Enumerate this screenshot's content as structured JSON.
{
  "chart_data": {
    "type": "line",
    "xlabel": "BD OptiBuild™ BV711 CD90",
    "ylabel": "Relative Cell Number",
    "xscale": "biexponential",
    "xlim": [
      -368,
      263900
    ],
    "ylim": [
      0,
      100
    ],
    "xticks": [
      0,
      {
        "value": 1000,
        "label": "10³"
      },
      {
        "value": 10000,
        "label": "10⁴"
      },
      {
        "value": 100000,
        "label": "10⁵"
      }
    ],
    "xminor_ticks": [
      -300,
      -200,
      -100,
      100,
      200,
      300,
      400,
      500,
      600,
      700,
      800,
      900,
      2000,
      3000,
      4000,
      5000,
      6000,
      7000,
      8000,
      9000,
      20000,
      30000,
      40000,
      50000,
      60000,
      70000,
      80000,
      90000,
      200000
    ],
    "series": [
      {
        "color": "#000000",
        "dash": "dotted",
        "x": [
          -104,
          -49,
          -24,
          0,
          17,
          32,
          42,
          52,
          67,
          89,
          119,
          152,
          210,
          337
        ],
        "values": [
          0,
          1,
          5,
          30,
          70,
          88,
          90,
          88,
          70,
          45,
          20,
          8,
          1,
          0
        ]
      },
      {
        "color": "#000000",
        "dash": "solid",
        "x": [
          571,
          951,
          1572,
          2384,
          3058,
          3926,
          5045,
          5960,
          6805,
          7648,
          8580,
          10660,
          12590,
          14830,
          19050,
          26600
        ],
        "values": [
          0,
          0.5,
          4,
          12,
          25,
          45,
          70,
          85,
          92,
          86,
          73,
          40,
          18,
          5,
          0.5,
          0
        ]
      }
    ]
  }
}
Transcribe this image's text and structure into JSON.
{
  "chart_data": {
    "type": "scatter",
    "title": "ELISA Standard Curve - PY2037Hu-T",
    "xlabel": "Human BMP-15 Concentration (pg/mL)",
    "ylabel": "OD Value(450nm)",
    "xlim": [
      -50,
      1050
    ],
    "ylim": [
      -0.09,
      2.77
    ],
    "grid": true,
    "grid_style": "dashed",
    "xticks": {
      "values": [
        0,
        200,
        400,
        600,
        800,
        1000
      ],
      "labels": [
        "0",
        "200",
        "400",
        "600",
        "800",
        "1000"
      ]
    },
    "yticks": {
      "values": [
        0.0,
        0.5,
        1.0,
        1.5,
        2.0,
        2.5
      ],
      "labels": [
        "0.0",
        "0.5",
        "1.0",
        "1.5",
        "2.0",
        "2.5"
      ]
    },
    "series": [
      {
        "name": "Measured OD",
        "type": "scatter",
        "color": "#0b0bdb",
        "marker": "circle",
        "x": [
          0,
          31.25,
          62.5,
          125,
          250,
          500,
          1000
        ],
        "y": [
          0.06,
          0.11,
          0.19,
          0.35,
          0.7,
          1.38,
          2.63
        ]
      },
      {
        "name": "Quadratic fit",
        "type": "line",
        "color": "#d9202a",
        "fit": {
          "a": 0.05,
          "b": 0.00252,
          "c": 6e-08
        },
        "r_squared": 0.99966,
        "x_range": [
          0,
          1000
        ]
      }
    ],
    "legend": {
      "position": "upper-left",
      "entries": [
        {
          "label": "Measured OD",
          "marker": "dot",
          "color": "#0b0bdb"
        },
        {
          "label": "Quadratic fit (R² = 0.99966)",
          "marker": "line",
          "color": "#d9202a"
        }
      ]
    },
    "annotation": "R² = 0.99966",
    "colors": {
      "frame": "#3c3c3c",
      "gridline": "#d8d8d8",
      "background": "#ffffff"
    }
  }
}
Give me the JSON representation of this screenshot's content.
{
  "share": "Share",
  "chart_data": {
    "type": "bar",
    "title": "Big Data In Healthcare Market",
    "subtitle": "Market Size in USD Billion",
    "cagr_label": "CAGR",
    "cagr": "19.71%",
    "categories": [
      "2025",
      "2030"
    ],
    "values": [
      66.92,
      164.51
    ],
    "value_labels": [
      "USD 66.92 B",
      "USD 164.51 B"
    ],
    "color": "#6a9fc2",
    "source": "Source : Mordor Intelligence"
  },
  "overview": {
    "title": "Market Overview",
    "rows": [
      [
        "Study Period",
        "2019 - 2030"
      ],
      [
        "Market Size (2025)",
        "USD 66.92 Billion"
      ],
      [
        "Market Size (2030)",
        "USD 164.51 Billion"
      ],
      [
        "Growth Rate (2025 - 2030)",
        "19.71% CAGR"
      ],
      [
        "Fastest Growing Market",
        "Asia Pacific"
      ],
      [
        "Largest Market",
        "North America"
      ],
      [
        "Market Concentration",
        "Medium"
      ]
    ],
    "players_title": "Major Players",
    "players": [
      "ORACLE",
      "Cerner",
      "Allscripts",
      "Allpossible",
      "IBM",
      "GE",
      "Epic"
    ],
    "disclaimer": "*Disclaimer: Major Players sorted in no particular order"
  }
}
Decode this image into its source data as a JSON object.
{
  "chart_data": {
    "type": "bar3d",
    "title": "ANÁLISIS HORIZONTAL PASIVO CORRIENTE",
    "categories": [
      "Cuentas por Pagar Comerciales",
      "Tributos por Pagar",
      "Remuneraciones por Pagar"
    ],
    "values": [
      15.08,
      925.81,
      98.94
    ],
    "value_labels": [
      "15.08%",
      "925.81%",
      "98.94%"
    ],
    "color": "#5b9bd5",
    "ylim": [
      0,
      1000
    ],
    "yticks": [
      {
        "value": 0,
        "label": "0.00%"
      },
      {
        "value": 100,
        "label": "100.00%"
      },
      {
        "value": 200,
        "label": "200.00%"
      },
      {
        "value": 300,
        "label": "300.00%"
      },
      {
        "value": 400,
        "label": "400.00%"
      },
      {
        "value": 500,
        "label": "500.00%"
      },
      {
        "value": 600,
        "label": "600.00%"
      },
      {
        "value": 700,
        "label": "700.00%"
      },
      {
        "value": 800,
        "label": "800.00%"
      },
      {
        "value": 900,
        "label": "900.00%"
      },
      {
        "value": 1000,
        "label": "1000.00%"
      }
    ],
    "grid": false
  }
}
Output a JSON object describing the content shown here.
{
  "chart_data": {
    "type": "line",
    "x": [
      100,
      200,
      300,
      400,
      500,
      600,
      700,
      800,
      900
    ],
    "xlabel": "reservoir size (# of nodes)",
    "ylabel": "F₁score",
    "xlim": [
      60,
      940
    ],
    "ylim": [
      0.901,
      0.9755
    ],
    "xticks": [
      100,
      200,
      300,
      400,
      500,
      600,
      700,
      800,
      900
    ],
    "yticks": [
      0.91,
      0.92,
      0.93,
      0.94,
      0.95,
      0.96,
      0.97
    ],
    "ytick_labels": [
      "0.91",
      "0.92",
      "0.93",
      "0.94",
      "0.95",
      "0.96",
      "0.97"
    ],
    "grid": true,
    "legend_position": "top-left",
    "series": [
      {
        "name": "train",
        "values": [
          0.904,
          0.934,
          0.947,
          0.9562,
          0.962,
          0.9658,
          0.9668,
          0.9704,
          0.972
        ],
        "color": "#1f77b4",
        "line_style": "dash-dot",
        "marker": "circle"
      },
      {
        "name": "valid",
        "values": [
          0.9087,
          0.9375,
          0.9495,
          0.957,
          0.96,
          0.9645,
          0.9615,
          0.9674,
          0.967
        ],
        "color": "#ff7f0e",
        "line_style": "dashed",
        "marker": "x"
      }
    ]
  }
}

• • • • •

→ Aim of the task:
Collect the lines of the records that include the string "Major".

→ Solved problem:
    "players_title": "Major Players",
    "disclaimer": "*Disclaimer: Major Players sorted in no particular order"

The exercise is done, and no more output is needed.